(DOCUMENT SEGMENT Opens)

Aragen’s Bleomycin-Induced Scleroderma mouse model for preclinical testing of novel therapeutics

Scleroderma or Systemic Sclerosis (SSc) is an autoimmune connective tissue disorder in which the immune system triggers other cells to produce excessive collagen which gets deposited in the skin and other organs. Despite recent progress and numerous efforts to understand the underlying mechanisms of the disease, effective therapies are limited primarily due to unavailability of appropriate animal models that fully recapitulate the complex nature of this disease.
Aragen has successfully established a highly reproducible bleomycin-induced scleroderma model that fully demonstrates the complex nature of this disease and thus is an excellent platform for studying the pathophysiology of the disease and to determine the efficacy of the novel therapeutics and prophylactic candidates. The key advantage of this model is its reproducibility and its ability to precisely demonstrate the disease pathophysiology. Aragen’s expert scientific teams have performed pre-clinical testing of a range of novel drugs candidates on these in-house mice models.
Here, in this article we report the specifications of Aragen’s Bleomycin-Induced Scleroderma mouse model and showcase the key findings obtained after the bleomycin administration in the study animal.

Highlights of Aragen’s Bleomycin-Induced Scleroderma model

Study animal: C57BL/6

Route of administration: bleomycin injections subcutaneously on both flanks

On study termination: Terminal blood for serum, harvest of skin patches for histology and hydroxyproline, harvest lungs, BAL and BALF

Results and Discussion:

Induction of the Scleroderma is confirmed as bleomycin administration results in decrease in the body weight (Fig.1) in dose dependent manner and increase in the lung weight (Fig. 2). Body weight decreases because bleomycin instillation causes decrease in both soleus and visceral epididymal fat masses whereas the increase in lung weight is due to increase of the pulmonary tissue density. Bleomycin administration also increases the Leukocute count in BAL (Fig. 3) and elevates soluble collagen content in BALF as assessed by a Sircol collagen dye binding assay (Fig. 4). Increase in tissue hydroxyproline content also confirms the induction of SSc.






Trichrome (MT) staining and Alpha Smooth Muscle Actin (αSMA) Immunohistochemistry was performed for histology analysis and to confirm the fibrosis of the skin.

Histopathology scores demonstrated hyperplasia of epidermis, necrosis of epidermis and dermis, inflammation of epidermis and dermis and vascular necrosis (Fig. 6) whereas MT staining demonstrated increased mean dermal thickness in bleomycin injected animals (Fig. 7). In samples from BLM mice, αSMA-immunolabeled spindle cells and matrix are abundant in the deep dermis, corresponding with areas of inflammation and spindle cell proliferation seen with hematoxylin and eosin (H&E) stain (Fig. 8, Fig. 9).

(DOCUMENT SEGMENT Closes)
(DATA UNDER STUDY Opens)

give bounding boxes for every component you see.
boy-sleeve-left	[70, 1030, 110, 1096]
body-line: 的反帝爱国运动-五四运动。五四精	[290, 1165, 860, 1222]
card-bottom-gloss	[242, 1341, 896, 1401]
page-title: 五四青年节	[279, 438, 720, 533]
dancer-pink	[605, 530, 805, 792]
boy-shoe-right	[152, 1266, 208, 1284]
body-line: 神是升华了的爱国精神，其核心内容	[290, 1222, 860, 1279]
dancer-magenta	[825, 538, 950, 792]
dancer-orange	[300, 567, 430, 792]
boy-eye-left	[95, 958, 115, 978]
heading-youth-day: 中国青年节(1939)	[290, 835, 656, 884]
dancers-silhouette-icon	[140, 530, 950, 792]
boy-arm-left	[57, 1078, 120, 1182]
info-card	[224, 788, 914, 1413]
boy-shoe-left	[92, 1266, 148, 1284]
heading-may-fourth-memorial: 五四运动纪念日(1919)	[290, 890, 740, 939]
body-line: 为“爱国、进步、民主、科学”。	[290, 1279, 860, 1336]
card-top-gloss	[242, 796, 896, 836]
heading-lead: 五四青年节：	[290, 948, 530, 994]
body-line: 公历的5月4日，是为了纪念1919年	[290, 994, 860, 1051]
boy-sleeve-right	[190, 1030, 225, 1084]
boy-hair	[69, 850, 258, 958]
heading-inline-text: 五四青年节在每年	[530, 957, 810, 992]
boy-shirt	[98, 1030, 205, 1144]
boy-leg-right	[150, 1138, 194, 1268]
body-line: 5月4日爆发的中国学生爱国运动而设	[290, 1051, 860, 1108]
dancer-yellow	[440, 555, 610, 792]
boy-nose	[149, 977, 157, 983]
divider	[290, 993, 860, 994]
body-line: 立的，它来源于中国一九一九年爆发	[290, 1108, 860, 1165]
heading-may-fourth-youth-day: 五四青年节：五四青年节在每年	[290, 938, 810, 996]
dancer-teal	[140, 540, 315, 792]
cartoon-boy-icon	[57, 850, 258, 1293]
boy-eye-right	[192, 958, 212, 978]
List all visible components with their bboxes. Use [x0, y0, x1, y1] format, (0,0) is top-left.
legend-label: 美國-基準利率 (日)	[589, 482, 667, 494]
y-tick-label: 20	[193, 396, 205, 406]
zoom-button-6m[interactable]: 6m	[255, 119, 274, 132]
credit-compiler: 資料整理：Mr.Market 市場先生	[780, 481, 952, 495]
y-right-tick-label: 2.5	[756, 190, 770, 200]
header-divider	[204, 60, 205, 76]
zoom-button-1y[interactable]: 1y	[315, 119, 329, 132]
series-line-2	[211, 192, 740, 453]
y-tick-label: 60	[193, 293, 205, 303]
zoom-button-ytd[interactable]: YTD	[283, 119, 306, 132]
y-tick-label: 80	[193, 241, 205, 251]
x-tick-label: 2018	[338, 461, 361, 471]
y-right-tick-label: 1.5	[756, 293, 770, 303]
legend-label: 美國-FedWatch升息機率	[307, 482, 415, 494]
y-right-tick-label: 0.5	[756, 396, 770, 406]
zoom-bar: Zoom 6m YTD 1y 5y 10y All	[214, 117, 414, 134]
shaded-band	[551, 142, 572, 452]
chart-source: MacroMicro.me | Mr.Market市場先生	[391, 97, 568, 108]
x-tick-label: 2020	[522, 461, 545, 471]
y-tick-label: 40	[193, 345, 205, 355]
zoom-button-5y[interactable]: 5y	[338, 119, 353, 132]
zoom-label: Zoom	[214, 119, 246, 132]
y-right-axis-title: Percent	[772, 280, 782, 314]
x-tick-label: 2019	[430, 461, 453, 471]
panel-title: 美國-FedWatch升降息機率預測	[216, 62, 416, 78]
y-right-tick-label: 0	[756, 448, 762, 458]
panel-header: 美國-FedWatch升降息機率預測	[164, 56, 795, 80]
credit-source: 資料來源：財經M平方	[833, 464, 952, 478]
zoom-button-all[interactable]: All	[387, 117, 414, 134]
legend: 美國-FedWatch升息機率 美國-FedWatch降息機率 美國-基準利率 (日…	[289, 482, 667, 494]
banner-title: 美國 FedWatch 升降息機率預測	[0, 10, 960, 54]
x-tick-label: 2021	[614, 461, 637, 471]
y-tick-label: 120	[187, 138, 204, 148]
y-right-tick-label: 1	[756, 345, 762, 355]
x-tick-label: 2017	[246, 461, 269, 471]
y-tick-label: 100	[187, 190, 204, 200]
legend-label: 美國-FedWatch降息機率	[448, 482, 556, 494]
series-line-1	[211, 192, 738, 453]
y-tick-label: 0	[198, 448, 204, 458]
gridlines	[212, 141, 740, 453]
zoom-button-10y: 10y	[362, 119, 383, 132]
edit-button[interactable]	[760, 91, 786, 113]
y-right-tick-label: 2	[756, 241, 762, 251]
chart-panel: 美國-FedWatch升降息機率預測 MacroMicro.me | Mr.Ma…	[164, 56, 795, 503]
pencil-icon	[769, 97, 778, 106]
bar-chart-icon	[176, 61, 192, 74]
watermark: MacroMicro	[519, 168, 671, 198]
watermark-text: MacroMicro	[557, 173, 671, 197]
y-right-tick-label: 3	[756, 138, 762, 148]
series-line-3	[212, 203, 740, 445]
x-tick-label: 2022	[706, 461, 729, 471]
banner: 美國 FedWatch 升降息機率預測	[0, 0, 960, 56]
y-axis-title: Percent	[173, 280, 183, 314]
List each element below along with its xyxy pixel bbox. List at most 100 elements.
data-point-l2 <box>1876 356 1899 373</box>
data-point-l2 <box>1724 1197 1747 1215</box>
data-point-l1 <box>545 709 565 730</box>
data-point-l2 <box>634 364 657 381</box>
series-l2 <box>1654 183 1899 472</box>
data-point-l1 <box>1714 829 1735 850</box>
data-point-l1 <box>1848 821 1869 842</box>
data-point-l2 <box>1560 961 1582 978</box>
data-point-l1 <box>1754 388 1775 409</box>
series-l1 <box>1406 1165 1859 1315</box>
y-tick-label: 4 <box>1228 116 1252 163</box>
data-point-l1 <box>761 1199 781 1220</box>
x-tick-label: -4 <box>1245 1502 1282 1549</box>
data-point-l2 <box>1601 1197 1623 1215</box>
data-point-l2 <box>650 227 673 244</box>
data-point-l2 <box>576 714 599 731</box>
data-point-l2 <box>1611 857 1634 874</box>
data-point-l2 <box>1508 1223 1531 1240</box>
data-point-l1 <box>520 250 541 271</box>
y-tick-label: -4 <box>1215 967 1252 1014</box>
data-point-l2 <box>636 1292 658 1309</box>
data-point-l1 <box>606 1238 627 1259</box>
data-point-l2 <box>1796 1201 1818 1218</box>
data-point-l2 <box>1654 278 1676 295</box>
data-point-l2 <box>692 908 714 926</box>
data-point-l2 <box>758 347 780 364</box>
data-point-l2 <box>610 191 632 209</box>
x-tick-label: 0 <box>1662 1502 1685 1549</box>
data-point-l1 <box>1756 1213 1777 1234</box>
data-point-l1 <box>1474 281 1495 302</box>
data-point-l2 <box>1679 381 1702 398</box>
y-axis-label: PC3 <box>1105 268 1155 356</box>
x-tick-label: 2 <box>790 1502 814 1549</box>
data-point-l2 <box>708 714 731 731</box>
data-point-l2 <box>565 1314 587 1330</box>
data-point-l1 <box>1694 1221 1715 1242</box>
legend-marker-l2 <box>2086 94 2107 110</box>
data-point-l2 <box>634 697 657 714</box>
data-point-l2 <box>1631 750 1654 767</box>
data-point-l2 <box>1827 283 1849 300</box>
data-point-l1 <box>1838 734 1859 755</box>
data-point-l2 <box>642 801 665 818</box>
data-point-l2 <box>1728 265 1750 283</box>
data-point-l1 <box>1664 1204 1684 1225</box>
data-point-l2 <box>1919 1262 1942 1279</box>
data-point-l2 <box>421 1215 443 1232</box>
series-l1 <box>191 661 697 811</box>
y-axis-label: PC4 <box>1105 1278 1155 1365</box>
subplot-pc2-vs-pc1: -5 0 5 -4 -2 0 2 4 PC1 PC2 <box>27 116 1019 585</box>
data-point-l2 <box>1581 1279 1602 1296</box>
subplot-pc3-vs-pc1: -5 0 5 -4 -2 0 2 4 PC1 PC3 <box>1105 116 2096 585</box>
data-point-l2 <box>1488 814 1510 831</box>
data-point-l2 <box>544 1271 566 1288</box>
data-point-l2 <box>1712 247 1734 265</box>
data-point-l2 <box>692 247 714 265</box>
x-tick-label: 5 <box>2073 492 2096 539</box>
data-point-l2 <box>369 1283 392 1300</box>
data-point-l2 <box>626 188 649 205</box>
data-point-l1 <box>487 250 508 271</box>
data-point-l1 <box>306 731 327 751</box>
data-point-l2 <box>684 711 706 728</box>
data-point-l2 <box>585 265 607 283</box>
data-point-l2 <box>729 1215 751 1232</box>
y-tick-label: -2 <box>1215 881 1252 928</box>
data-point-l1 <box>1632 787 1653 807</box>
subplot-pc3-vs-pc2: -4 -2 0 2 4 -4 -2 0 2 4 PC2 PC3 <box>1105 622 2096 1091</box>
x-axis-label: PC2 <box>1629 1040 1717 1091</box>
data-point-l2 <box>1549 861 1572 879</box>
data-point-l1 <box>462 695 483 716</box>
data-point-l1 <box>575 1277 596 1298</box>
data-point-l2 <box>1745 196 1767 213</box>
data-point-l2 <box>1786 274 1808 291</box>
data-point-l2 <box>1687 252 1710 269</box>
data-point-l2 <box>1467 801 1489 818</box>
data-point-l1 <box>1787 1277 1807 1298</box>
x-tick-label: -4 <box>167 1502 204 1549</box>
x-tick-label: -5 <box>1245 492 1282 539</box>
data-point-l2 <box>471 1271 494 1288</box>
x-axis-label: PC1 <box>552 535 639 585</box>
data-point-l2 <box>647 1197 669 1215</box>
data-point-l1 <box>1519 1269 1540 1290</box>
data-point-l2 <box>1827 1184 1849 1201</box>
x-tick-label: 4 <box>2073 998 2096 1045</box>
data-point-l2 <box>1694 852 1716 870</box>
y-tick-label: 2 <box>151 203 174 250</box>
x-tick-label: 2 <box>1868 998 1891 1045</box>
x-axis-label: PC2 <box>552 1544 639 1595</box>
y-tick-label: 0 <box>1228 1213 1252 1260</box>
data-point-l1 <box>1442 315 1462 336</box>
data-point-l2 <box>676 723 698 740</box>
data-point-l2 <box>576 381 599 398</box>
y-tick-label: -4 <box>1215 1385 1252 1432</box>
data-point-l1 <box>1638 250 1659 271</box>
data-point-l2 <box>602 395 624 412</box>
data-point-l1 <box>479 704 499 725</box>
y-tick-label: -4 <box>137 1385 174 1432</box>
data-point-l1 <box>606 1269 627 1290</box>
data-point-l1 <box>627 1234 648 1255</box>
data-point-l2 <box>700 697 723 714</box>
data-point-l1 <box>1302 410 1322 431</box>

(DATA UNDER STUDY Closes)

__TASKS TO CARRY OUT__:
A. Pull out the stretch of the scleroderma model article from "Aragen has successfully" through "in-house mice models.", word for word.
B. Render this sentence from the scleroderma model article in Spanish: "The key advantage of this model is its reproducibility and its ability to precisely demonstrate the disease pathophysiology."
Nothing in the listing is needed for this work.

__EXPECTED RESULTS__:
A.
Aragen has successfully established a highly reproducible bleomycin-induced scleroderma model that fully demonstrates the complex nature of this disease and thus is an excellent platform for studying the pathophysiology of the disease and to determine the efficacy of the novel therapeutics and prophylactic candidates. The key advantage of this model is its reproducibility and its ability to precisely demonstrate the disease pathophysiology. Aragen’s expert scientific teams have performed pre-clinical testing of a range of novel drugs candidates on these in-house mice models.

B. La principal ventaja de este modelo es su reproducibilidad y su capacidad para demostrar con precisión la fisiopatología de la enfermedad.